:: What you should do ::
Everything in the records except the pictures needs to be printed again exactly.

:: Given records ::
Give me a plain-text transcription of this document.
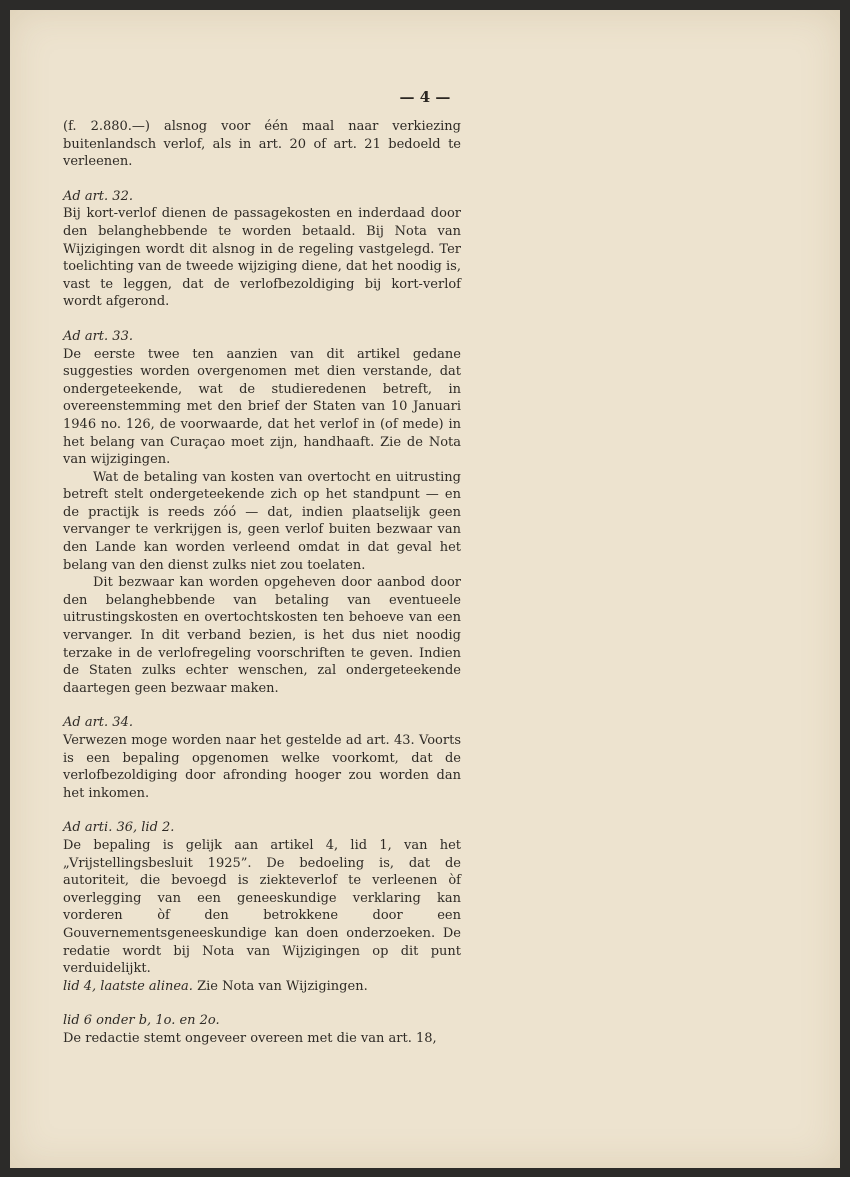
— 4 —

(f. 2.880.—) alsnog voor één maal naar verkiezing buitenlandsch verlof, als in art. 20 of art. 21 bedoeld te verleenen.

Ad art. 32.

Bij kort-verlof dienen de passagekosten en inderdaad door den belanghebbende te worden betaald. Bij Nota van Wijzigingen wordt dit alsnog in de regeling vastgelegd. Ter toelichting van de tweede wijziging diene, dat het noodig is, vast te leggen, dat de verlofbezoldiging bij kort-verlof wordt afgerond.

Ad art. 33.

De eerste twee ten aanzien van dit artikel gedane suggesties worden overgenomen met dien verstande, dat ondergeteekende, wat de studieredenen betreft, in overeenstemming met den brief der Staten van 10 Januari 1946 no. 126, de voorwaarde, dat het verlof in (of mede) in het belang van Curaçao moet zijn, handhaaft. Zie de Nota van wijzigingen.

Wat de betaling van kosten van overtocht en uitrusting betreft stelt ondergeteekende zich op het standpunt — en de practijk is reeds zóó — dat, indien plaatselijk geen vervanger te verkrijgen is, geen verlof buiten bezwaar van den Lande kan worden verleend omdat in dat geval het belang van den dienst zulks niet zou toelaten.

Dit bezwaar kan worden opgeheven door aanbod door den belanghebbende van betaling van eventueele uitrustingskosten en overtochtskosten ten behoeve van een vervanger. In dit verband bezien, is het dus niet noodig terzake in de verlofregeling voorschriften te geven. Indien de Staten zulks echter wenschen, zal ondergeteekende daartegen geen bezwaar maken.

Ad art. 34.

Verwezen moge worden naar het gestelde ad art. 43. Voorts is een bepaling opgenomen welke voorkomt, dat de verlofbezoldiging door afronding hooger zou worden dan het inkomen.

Ad arti. 36, lid 2.

De bepaling is gelijk aan artikel 4, lid 1, van het „Vrijstellingsbesluit 1925”. De bedoeling is, dat de autoriteit, die bevoegd is ziekteverlof te verleenen òf overlegging van een geneeskundige verklaring kan vorderen òf den betrokkene door een Gouvernementsgeneeskundige kan doen onderzoeken. De redatie wordt bij Nota van Wijzigingen op dit punt verduidelijkt.

lid 4, laatste alinea. Zie Nota van Wijzigingen.

lid 6 onder b, 1o. en 2o.

De redactie stemt ongeveer overeen met die van art. 18,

:: Answer to this task ::
Give me a plain-text transcription of this document.
— 4 —

(f. 2.880.—) alsnog voor één maal naar verkiezing buitenlandsch verlof, als in art. 20 of art. 21 bedoeld te verleenen.

Ad art. 32.

Bij kort-verlof dienen de passagekosten en inderdaad door den belanghebbende te worden betaald. Bij Nota van Wijzigingen wordt dit alsnog in de regeling vastgelegd. Ter toelichting van de tweede wijziging diene, dat het noodig is, vast te leggen, dat de verlofbezoldiging bij kort-verlof wordt afgerond.

Ad art. 33.

De eerste twee ten aanzien van dit artikel gedane suggesties worden overgenomen met dien verstande, dat ondergeteekende, wat de studieredenen betreft, in overeenstemming met den brief der Staten van 10 Januari 1946 no. 126, de voorwaarde, dat het verlof in (of mede) in het belang van Curaçao moet zijn, handhaaft. Zie de Nota van wijzigingen.

Wat de betaling van kosten van overtocht en uitrusting betreft stelt ondergeteekende zich op het standpunt — en de practijk is reeds zóó — dat, indien plaatselijk geen vervanger te verkrijgen is, geen verlof buiten bezwaar van den Lande kan worden verleend omdat in dat geval het belang van den dienst zulks niet zou toelaten.

Dit bezwaar kan worden opgeheven door aanbod door den belanghebbende van betaling van eventueele uitrustingskosten en overtochtskosten ten behoeve van een vervanger. In dit verband bezien, is het dus niet noodig terzake in de verlofregeling voorschriften te geven. Indien de Staten zulks echter wenschen, zal ondergeteekende daartegen geen bezwaar maken.

Ad art. 34.

Verwezen moge worden naar het gestelde ad art. 43. Voorts is een bepaling opgenomen welke voorkomt, dat de verlofbezoldiging door afronding hooger zou worden dan het inkomen.

Ad arti. 36, lid 2.

De bepaling is gelijk aan artikel 4, lid 1, van het „Vrijstellingsbesluit 1925”. De bedoeling is, dat de autoriteit, die bevoegd is ziekteverlof te verleenen òf overlegging van een geneeskundige verklaring kan vorderen òf den betrokkene door een Gouvernementsgeneeskundige kan doen onderzoeken. De redatie wordt bij Nota van Wijzigingen op dit punt verduidelijkt.

lid 4, laatste alinea. Zie Nota van Wijzigingen.

lid 6 onder b, 1o. en 2o.

De redactie stemt ongeveer overeen met die van art. 18,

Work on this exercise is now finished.